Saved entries

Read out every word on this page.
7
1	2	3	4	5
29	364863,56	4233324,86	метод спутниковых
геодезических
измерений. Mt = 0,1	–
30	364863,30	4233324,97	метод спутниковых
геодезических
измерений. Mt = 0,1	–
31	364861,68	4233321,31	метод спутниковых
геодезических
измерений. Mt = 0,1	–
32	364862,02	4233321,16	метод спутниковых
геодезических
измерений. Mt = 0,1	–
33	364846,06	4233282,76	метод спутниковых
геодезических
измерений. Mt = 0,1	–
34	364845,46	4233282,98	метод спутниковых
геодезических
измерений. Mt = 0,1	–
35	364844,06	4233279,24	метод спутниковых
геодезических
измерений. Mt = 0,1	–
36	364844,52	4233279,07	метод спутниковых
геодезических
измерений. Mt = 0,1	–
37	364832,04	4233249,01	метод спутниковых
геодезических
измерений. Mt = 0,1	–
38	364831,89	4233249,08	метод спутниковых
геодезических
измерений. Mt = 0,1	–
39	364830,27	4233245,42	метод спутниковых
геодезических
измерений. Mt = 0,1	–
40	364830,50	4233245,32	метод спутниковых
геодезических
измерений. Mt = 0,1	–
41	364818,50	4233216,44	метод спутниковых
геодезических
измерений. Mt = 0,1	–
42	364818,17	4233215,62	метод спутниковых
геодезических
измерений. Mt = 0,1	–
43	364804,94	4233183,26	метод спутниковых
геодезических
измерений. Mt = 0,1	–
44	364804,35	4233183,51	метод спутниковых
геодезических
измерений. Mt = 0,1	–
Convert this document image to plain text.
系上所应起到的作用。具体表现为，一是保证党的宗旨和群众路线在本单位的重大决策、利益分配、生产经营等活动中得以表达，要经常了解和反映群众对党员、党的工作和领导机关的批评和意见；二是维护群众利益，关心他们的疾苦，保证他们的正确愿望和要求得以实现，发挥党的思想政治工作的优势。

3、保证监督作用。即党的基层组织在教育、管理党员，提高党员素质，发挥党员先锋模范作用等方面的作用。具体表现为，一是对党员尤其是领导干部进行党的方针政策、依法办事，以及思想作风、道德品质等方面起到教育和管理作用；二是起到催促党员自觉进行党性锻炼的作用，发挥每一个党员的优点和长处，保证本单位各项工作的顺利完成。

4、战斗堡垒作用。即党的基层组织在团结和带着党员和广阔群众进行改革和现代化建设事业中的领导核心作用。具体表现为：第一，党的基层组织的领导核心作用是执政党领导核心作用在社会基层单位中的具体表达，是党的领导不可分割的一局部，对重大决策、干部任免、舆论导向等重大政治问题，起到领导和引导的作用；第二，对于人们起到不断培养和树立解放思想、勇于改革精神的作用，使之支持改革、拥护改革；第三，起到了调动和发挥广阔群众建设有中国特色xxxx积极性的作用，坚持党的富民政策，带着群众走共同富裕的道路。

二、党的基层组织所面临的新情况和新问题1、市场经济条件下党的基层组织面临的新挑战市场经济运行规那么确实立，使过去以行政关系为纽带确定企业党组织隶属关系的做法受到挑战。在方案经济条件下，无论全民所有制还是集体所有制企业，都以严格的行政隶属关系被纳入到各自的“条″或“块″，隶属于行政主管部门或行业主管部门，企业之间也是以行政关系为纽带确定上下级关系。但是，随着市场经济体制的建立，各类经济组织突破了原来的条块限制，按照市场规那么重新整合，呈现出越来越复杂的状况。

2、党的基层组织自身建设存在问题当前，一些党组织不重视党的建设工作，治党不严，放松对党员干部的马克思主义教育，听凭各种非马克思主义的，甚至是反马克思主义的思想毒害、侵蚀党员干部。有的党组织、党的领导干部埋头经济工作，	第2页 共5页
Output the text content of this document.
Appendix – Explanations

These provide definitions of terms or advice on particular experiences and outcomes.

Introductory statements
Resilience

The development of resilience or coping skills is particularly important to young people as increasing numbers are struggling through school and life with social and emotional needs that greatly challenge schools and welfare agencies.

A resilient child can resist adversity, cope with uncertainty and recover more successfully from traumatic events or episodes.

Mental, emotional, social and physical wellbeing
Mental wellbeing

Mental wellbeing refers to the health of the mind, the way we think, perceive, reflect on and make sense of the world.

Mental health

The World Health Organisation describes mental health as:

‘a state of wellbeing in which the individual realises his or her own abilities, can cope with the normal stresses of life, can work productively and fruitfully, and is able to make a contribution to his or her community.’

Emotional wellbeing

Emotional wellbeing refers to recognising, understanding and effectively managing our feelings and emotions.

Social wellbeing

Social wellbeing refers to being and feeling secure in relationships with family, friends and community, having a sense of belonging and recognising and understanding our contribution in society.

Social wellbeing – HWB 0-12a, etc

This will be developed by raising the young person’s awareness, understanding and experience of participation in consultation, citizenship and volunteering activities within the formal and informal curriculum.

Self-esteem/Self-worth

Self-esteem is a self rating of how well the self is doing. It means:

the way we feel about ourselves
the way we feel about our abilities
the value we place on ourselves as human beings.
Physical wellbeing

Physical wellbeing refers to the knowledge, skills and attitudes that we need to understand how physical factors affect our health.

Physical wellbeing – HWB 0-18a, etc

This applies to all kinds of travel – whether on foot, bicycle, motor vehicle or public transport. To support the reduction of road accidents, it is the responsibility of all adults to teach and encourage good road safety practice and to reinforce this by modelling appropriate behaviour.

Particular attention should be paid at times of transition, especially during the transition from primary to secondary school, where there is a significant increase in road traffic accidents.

THE EXERCISE:
Extract the full listing and reproduce each line exactly.

PROBLEM SOLUTION:
Read out every word on this page.
7
1	2	3	4	5
29	364863,56	4233324,86	метод спутниковых
геодезических
измерений. Mt = 0,1	–
30	364863,30	4233324,97	метод спутниковых
геодезических
измерений. Mt = 0,1	–
31	364861,68	4233321,31	метод спутниковых
геодезических
измерений. Mt = 0,1	–
32	364862,02	4233321,16	метод спутниковых
геодезических
измерений. Mt = 0,1	–
33	364846,06	4233282,76	метод спутниковых
геодезических
измерений. Mt = 0,1	–
34	364845,46	4233282,98	метод спутниковых
геодезических
измерений. Mt = 0,1	–
35	364844,06	4233279,24	метод спутниковых
геодезических
измерений. Mt = 0,1	–
36	364844,52	4233279,07	метод спутниковых
геодезических
измерений. Mt = 0,1	–
37	364832,04	4233249,01	метод спутниковых
геодезических
измерений. Mt = 0,1	–
38	364831,89	4233249,08	метод спутниковых
геодезических
измерений. Mt = 0,1	–
39	364830,27	4233245,42	метод спутниковых
геодезических
измерений. Mt = 0,1	–
40	364830,50	4233245,32	метод спутниковых
геодезических
измерений. Mt = 0,1	–
41	364818,50	4233216,44	метод спутниковых
геодезических
измерений. Mt = 0,1	–
42	364818,17	4233215,62	метод спутниковых
геодезических
измерений. Mt = 0,1	–
43	364804,94	4233183,26	метод спутниковых
геодезических
измерений. Mt = 0,1	–
44	364804,35	4233183,51	метод спутниковых
геодезических
измерений. Mt = 0,1	–
Convert this document image to plain text.
系上所应起到的作用。具体表现为，一是保证党的宗旨和群众路线在本单位的重大决策、利益分配、生产经营等活动中得以表达，要经常了解和反映群众对党员、党的工作和领导机关的批评和意见；二是维护群众利益，关心他们的疾苦，保证他们的正确愿望和要求得以实现，发挥党的思想政治工作的优势。

3、保证监督作用。即党的基层组织在教育、管理党员，提高党员素质，发挥党员先锋模范作用等方面的作用。具体表现为，一是对党员尤其是领导干部进行党的方针政策、依法办事，以及思想作风、道德品质等方面起到教育和管理作用；二是起到催促党员自觉进行党性锻炼的作用，发挥每一个党员的优点和长处，保证本单位各项工作的顺利完成。

4、战斗堡垒作用。即党的基层组织在团结和带着党员和广阔群众进行改革和现代化建设事业中的领导核心作用。具体表现为：第一，党的基层组织的领导核心作用是执政党领导核心作用在社会基层单位中的具体表达，是党的领导不可分割的一局部，对重大决策、干部任免、舆论导向等重大政治问题，起到领导和引导的作用；第二，对于人们起到不断培养和树立解放思想、勇于改革精神的作用，使之支持改革、拥护改革；第三，起到了调动和发挥广阔群众建设有中国特色xxxx积极性的作用，坚持党的富民政策，带着群众走共同富裕的道路。

二、党的基层组织所面临的新情况和新问题1、市场经济条件下党的基层组织面临的新挑战市场经济运行规那么确实立，使过去以行政关系为纽带确定企业党组织隶属关系的做法受到挑战。在方案经济条件下，无论全民所有制还是集体所有制企业，都以严格的行政隶属关系被纳入到各自的“条″或“块″，隶属于行政主管部门或行业主管部门，企业之间也是以行政关系为纽带确定上下级关系。但是，随着市场经济体制的建立，各类经济组织突破了原来的条块限制，按照市场规那么重新整合，呈现出越来越复杂的状况。

2、党的基层组织自身建设存在问题当前，一些党组织不重视党的建设工作，治党不严，放松对党员干部的马克思主义教育，听凭各种非马克思主义的，甚至是反马克思主义的思想毒害、侵蚀党员干部。有的党组织、党的领导干部埋头经济工作，	第2页 共5页
Output the text content of this document.
Appendix – Explanations

These provide definitions of terms or advice on particular experiences and outcomes.

Introductory statements
Resilience

The development of resilience or coping skills is particularly important to young people as increasing numbers are struggling through school and life with social and emotional needs that greatly challenge schools and welfare agencies.

A resilient child can resist adversity, cope with uncertainty and recover more successfully from traumatic events or episodes.

Mental, emotional, social and physical wellbeing
Mental wellbeing

Mental wellbeing refers to the health of the mind, the way we think, perceive, reflect on and make sense of the world.

Mental health

The World Health Organisation describes mental health as:

‘a state of wellbeing in which the individual realises his or her own abilities, can cope with the normal stresses of life, can work productively and fruitfully, and is able to make a contribution to his or her community.’

Emotional wellbeing

Emotional wellbeing refers to recognising, understanding and effectively managing our feelings and emotions.

Social wellbeing

Social wellbeing refers to being and feeling secure in relationships with family, friends and community, having a sense of belonging and recognising and understanding our contribution in society.

Social wellbeing – HWB 0-12a, etc

This will be developed by raising the young person’s awareness, understanding and experience of participation in consultation, citizenship and volunteering activities within the formal and informal curriculum.

Self-esteem/Self-worth

Self-esteem is a self rating of how well the self is doing. It means:

the way we feel about ourselves
the way we feel about our abilities
the value we place on ourselves as human beings.
Physical wellbeing

Physical wellbeing refers to the knowledge, skills and attitudes that we need to understand how physical factors affect our health.

Physical wellbeing – HWB 0-18a, etc

This applies to all kinds of travel – whether on foot, bicycle, motor vehicle or public transport. To support the reduction of road accidents, it is the responsibility of all adults to teach and encourage good road safety practice and to reinforce this by modelling appropriate behaviour.

Particular attention should be paid at times of transition, especially during the transition from primary to secondary school, where there is a significant increase in road traffic accidents.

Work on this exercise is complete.